▸ **The task**
Copy, in full, each line of the material that holds the word "retirement".

+++++

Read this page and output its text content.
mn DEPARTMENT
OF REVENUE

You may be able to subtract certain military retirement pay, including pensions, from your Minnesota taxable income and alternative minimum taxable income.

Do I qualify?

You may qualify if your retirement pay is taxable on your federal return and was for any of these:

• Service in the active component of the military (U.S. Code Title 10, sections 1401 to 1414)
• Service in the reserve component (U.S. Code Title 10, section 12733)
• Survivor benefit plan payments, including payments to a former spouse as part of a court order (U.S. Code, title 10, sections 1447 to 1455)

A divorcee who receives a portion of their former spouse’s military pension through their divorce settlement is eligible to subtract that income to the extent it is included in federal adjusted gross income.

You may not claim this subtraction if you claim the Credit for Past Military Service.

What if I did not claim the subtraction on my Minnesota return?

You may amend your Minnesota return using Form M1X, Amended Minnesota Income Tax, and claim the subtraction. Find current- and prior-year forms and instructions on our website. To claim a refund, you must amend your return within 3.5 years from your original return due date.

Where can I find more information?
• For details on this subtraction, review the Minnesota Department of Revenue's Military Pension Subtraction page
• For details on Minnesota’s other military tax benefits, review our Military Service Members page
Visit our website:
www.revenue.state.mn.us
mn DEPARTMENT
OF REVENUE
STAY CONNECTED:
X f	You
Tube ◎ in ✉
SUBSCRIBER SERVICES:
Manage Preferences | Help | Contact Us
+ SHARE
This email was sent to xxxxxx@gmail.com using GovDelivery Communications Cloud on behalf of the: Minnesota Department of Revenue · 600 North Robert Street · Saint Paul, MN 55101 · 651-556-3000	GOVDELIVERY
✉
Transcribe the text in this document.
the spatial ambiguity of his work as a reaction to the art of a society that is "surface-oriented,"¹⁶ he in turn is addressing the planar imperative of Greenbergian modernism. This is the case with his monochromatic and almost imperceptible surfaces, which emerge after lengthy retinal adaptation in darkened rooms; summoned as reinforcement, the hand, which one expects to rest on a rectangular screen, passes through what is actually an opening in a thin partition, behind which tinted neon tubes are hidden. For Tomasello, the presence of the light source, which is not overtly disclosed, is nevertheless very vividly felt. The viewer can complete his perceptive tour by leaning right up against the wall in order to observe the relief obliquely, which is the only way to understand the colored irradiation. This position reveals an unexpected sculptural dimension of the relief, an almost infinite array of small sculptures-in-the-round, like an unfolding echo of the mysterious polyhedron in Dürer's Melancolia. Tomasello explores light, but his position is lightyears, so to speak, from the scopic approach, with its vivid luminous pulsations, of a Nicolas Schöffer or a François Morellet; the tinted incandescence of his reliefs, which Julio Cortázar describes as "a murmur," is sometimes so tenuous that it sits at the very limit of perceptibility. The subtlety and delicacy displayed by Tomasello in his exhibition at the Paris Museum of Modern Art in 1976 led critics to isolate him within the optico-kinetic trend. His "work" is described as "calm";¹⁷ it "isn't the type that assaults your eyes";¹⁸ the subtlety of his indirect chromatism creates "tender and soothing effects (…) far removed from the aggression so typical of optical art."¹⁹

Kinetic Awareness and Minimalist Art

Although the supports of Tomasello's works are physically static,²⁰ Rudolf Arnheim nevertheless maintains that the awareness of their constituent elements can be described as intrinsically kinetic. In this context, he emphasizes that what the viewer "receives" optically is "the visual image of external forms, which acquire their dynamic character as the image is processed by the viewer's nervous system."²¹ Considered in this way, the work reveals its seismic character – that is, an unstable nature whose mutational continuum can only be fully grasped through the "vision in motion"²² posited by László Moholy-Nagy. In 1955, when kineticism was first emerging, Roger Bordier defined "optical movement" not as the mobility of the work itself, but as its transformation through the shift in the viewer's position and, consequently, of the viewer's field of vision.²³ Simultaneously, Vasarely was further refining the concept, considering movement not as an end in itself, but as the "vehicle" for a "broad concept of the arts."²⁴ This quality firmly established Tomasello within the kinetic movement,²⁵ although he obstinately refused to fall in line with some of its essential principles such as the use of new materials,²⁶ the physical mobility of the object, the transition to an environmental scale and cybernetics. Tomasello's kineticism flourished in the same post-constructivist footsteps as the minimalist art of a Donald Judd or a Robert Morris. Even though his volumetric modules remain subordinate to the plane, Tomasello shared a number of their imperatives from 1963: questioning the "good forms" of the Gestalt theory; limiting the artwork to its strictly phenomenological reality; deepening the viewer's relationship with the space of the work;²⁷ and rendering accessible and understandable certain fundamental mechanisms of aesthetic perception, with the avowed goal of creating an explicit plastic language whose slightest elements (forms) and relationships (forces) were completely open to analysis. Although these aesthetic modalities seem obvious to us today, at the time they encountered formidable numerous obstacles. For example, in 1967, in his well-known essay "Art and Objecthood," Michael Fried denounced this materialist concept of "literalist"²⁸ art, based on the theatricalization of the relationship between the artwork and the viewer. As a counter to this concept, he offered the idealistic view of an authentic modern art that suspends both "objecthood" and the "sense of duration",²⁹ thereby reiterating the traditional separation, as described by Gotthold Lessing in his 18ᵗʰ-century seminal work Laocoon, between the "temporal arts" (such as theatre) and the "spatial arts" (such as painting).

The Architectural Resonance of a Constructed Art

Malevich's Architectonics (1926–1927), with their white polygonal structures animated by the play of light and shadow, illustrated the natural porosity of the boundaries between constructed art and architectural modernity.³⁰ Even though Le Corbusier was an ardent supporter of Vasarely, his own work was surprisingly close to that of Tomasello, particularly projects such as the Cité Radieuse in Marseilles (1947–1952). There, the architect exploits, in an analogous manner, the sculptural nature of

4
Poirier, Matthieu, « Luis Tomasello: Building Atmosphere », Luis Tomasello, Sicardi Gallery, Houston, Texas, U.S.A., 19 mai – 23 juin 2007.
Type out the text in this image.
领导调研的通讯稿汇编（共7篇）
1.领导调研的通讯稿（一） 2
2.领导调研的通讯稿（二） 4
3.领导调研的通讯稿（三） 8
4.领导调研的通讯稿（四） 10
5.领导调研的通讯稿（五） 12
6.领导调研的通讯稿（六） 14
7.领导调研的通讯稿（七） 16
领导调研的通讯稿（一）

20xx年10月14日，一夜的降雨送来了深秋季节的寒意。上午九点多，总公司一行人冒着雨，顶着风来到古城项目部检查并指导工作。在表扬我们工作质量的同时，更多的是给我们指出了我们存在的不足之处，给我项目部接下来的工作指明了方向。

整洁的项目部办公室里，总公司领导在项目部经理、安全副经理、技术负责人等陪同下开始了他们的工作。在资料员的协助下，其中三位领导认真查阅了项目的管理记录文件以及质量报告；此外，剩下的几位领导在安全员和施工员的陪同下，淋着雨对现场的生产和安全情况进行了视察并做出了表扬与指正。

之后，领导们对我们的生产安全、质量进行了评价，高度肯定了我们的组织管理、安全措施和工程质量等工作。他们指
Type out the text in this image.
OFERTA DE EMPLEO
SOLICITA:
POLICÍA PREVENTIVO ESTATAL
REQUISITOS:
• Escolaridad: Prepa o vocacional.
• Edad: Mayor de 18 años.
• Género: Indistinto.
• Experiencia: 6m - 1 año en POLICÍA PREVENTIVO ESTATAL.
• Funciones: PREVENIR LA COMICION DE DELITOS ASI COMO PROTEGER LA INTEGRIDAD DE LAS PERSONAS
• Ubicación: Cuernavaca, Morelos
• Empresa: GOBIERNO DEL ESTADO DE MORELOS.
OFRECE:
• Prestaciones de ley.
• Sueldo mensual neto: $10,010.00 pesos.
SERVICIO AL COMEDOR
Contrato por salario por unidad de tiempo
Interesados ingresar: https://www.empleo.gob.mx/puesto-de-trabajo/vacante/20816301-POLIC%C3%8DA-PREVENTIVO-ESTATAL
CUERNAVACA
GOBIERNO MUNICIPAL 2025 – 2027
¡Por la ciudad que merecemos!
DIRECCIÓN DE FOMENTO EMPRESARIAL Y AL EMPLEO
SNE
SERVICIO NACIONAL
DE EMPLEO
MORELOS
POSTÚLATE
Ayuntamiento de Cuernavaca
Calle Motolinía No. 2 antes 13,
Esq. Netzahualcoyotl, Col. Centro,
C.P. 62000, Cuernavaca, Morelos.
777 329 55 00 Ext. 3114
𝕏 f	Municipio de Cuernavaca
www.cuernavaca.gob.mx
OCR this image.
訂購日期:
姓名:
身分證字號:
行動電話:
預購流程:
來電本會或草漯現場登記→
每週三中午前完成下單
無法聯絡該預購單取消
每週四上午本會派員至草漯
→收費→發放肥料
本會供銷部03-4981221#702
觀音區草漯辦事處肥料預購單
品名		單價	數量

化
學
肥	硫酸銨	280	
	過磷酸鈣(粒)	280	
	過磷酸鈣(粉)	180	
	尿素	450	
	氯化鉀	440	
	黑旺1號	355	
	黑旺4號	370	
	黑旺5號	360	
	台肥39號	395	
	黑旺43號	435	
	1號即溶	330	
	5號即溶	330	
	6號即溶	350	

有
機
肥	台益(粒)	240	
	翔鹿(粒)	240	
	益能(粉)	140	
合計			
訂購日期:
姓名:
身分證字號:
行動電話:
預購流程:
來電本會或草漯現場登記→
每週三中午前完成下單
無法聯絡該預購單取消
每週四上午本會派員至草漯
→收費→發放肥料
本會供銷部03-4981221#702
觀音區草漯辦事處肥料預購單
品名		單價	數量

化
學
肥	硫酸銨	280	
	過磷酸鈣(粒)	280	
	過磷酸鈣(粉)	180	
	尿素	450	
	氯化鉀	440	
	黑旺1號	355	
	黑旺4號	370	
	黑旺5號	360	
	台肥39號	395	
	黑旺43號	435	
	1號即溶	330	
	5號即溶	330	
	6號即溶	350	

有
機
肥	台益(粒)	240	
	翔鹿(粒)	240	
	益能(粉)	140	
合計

+++++

▸ **Written reply**
You may be able to subtract certain military retirement pay, including pensions, from your Minnesota taxable income and alternative minimum taxable income.
You may qualify if your retirement pay is taxable on your federal return and was for any of these:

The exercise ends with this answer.